» Data lines
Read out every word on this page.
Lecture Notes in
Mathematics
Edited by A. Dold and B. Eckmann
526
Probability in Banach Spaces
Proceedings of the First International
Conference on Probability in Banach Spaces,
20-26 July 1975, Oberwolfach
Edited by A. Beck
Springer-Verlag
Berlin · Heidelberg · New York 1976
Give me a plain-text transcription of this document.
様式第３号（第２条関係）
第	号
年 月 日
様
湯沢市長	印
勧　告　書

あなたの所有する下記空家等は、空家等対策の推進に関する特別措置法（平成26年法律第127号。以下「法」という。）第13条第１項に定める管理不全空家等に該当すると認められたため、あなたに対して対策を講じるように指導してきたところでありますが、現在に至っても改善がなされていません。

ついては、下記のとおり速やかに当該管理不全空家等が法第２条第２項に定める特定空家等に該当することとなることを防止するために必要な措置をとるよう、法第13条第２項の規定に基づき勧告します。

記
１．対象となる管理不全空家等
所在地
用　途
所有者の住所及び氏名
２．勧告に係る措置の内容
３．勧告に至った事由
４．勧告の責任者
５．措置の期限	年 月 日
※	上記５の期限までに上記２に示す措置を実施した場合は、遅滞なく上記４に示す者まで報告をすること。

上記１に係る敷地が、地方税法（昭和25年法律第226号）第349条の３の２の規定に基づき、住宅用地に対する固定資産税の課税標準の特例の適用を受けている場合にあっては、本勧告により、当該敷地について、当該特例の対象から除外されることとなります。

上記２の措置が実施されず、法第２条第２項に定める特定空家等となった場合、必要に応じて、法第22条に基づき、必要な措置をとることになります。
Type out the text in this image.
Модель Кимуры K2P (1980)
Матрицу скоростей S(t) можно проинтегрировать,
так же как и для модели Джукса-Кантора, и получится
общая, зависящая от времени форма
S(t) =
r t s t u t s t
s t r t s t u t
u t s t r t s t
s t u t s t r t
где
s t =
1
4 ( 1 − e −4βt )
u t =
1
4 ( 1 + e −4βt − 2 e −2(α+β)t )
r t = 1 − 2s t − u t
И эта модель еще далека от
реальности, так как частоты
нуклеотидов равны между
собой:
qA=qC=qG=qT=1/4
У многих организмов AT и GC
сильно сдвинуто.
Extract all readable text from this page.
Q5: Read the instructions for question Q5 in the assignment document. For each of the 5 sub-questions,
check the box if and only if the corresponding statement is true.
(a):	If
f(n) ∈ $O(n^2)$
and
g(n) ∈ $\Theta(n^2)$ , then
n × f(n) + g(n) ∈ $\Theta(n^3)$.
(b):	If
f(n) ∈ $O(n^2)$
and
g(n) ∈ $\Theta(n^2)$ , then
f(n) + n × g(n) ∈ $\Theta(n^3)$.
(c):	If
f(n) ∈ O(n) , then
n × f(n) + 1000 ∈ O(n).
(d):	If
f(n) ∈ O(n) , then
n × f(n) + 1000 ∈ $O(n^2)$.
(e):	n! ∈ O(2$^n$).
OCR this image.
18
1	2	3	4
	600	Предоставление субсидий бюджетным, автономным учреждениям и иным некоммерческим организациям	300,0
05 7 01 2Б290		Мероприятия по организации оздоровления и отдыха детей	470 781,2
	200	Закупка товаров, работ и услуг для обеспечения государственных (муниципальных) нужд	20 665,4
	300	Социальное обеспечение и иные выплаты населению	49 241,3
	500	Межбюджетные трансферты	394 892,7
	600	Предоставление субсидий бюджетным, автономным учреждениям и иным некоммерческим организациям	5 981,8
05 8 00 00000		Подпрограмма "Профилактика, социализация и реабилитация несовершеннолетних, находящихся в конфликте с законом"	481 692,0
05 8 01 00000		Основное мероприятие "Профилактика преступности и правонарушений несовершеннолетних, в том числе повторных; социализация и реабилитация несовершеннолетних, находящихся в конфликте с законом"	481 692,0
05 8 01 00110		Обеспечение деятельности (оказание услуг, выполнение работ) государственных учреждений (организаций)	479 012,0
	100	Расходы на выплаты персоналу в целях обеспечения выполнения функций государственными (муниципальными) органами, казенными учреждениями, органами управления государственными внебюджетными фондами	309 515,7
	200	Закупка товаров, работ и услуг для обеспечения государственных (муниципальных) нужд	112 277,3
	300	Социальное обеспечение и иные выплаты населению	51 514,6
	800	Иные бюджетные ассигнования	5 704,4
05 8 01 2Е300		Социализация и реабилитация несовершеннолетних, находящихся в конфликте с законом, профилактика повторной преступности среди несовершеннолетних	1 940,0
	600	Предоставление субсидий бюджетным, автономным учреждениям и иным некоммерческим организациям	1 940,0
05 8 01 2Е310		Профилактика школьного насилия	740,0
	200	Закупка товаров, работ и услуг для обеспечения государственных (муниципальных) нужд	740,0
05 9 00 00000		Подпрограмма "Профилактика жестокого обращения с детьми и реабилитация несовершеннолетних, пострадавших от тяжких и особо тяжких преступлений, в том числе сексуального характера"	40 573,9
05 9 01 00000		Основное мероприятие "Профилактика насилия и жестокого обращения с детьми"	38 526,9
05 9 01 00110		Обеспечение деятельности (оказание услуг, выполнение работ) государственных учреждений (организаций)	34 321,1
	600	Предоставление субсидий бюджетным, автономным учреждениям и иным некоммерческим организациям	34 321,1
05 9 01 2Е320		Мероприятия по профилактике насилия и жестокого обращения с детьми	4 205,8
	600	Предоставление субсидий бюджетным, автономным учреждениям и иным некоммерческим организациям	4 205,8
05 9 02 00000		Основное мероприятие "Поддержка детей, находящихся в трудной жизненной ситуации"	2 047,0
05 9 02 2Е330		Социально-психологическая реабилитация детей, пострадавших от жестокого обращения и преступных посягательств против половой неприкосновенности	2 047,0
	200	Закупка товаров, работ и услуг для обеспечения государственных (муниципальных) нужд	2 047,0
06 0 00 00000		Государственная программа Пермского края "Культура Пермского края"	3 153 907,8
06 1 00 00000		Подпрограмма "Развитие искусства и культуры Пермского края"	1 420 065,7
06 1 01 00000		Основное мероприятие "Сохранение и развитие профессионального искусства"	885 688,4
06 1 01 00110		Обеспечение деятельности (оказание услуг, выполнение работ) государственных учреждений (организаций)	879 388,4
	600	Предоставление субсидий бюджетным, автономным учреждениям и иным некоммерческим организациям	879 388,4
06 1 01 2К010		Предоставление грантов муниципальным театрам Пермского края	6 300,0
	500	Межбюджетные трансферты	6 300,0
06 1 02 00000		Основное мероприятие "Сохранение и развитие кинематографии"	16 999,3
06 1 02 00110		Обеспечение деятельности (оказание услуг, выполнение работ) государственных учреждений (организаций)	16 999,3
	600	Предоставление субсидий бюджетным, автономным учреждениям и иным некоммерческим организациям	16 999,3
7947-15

» Direction
Count every line of the records that holds "законом". State the number, nothing else.

» The solution
3